**MATERIAL SUPPLIED**

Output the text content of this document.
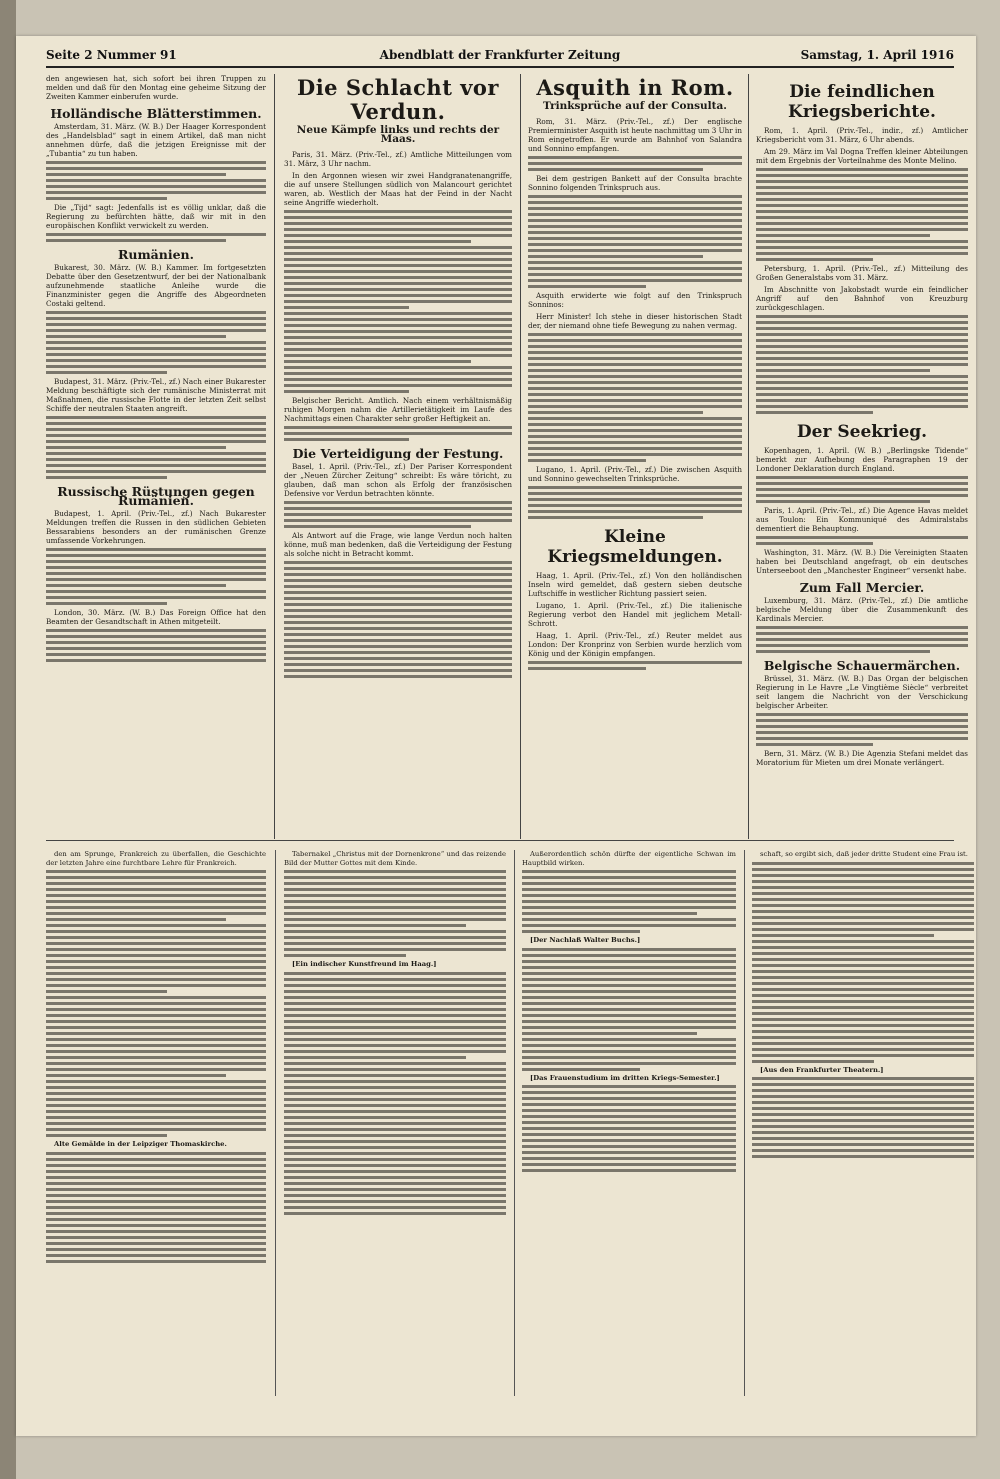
Seite 2 Nummer 91	Abendblatt der Frankfurter Zeitung	Samstag, 1. April 1916
den angewiesen hat, sich sofort bei ihren Truppen zu melden und daß für den Montag eine geheime Sitzung der Zweiten Kammer einberufen wurde.
Holländische Blätterstimmen.

Amsterdam, 31. März. (W. B.) Der Haager Korrespondent des „Handelsblad“ sagt in einem Artikel, daß man nicht annehmen dürfe, daß die jetzigen Ereignisse mit der „Tubantia“ zu tun haben.

Die „Tijd“ sagt: Jedenfalls ist es völlig unklar, daß die Regierung zu befürchten hätte, daß wir mit in den europäischen Konflikt verwickelt zu werden.

Rumänien.

Bukarest, 30. März. (W. B.) Kammer. Im fortgesetzten Debatte über den Gesetzentwurf, der bei der Nationalbank aufzunehmende staatliche Anleihe wurde die Finanzminister gegen die Angriffe des Abgeordneten Costaki geltend.

Budapest, 31. März. (Priv.-Tel., zf.) Nach einer Bukarester Meldung beschäftigte sich der rumänische Ministerrat mit Maßnahmen, die russische Flotte in der letzten Zeit selbst Schiffe der neutralen Staaten angreift.

Russische Rüstungen gegen Rumänien.

Budapest, 1. April. (Priv.-Tel., zf.) Nach Bukarester Meldungen treffen die Russen in den südlichen Gebieten Bessarabiens besonders an der rumänischen Grenze umfassende Vorkehrungen.

London, 30. März. (W. B.) Das Foreign Office hat den Beamten der Gesandtschaft in Athen mitgeteilt.

Die Schlacht vor Verdun.
Neue Kämpfe links und rechts der Maas.

Paris, 31. März. (Priv.-Tel., zf.) Amtliche Mitteilungen vom 31. März, 3 Uhr nachm.

In den Argonnen wiesen wir zwei Handgranatenangriffe, die auf unsere Stellungen südlich von Malancourt gerichtet waren, ab. Westlich der Maas hat der Feind in der Nacht seine Angriffe wiederholt.

Belgischer Bericht. Amtlich. Nach einem verhältnismäßig ruhigen Morgen nahm die Artillerietätigkeit im Laufe des Nachmittags einen Charakter sehr großer Heftigkeit an.

Die Verteidigung der Festung.

Basel, 1. April. (Priv.-Tel., zf.) Der Pariser Korrespondent der „Neuen Zürcher Zeitung“ schreibt: Es wäre töricht, zu glauben, daß man schon als Erfolg der französischen Defensive vor Verdun betrachten könnte.

Als Antwort auf die Frage, wie lange Verdun noch halten könne, muß man bedenken, daß die Verteidigung der Festung als solche nicht in Betracht kommt.

Asquith in Rom.
Trinksprüche auf der Consulta.

Rom, 31. März. (Priv.-Tel., zf.) Der englische Premierminister Asquith ist heute nachmittag um 3 Uhr in Rom eingetroffen. Er wurde am Bahnhof von Salandra und Sonnino empfangen.

Bei dem gestrigen Bankett auf der Consulta brachte Sonnino folgenden Trinkspruch aus.

Asquith erwiderte wie folgt auf den Trinkspruch Sonninos:

Herr Minister! Ich stehe in dieser historischen Stadt der, der niemand ohne tiefe Bewegung zu nahen vermag.

Lugano, 1. April. (Priv.-Tel., zf.) Die zwischen Asquith und Sonnino gewechselten Trinksprüche.

Kleine Kriegsmeldungen.

Haag, 1. April. (Priv.-Tel., zf.) Von den holländischen Inseln wird gemeldet, daß gestern sieben deutsche Luftschiffe in westlicher Richtung passiert seien.

Lugano, 1. April. (Priv.-Tel., zf.) Die italienische Regierung verbot den Handel mit jeglichem Metall-Schrott.

Haag, 1. April. (Priv.-Tel., zf.) Reuter meldet aus London: Der Kronprinz von Serbien wurde herzlich vom König und der Königin empfangen.

Die feindlichen Kriegsberichte.

Rom, 1. April. (Priv.-Tel., indir., zf.) Amtlicher Kriegsbericht vom 31. März, 6 Uhr abends.

Am 29. März im Val Dogna Treffen kleiner Abteilungen mit dem Ergebnis der Vorteilnahme des Monte Melino.

Petersburg, 1. April. (Priv.-Tel., zf.) Mitteilung des Großen Generalstabs vom 31. März.

Im Abschnitte von Jakobstadt wurde ein feindlicher Angriff auf den Bahnhof von Kreuzburg zurückgeschlagen.

Der Seekrieg.

Kopenhagen, 1. April. (W. B.) „Berlingske Tidende“ bemerkt zur Aufhebung des Paragraphen 19 der Londoner Deklaration durch England.

Paris, 1. April. (Priv.-Tel., zf.) Die Agence Havas meldet aus Toulon: Ein Kommuniqué des Admiralstabs dementiert die Behauptung.

Washington, 31. März. (W. B.) Die Vereinigten Staaten haben bei Deutschland angefragt, ob ein deutsches Unterseeboot den „Manchester Engineer“ versenkt habe.

Zum Fall Mercier.

Luxemburg, 31. März. (Priv.-Tel., zf.) Die amtliche belgische Meldung über die Zusammenkunft des Kardinals Mercier.

Belgische Schauermärchen.

Brüssel, 31. März. (W. B.) Das Organ der belgischen Regierung in Le Havre „Le Vingtième Siècle“ verbreitet seit langem die Nachricht von der Verschickung belgischer Arbeiter.

Bern, 31. März. (W. B.) Die Agenzia Stefani meldet das Moratorium für Mieten um drei Monate verlängert.

den am Sprunge, Frankreich zu überfallen, die Geschichte der letzten Jahre eine furchtbare Lehre für Frankreich.

Alte Gemälde in der Leipziger Thomaskirche.

Tabernakel „Christus mit der Dornenkrone“ und das reizende Bild der Mutter Gottes mit dem Kinde.

[Ein indischer Kunstfreund im Haag.]

Außerordentlich schön dürfte der eigentliche Schwan im Hauptbild wirken.

[Der Nachlaß Walter Buchs.]

[Das Frauenstudium im dritten Kriegs-Semester.]

schaft, so ergibt sich, daß jeder dritte Student eine Frau ist.

[Aus den Frankfurter Theatern.]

**GIVEN REQUEST**
Go through the records and copy each line with "Frankfurter" in it.

**RESULT BELOW**
Seite 2 Nummer 91	Abendblatt der Frankfurter Zeitung	Samstag, 1. April 1916
[Aus den Frankfurter Theatern.]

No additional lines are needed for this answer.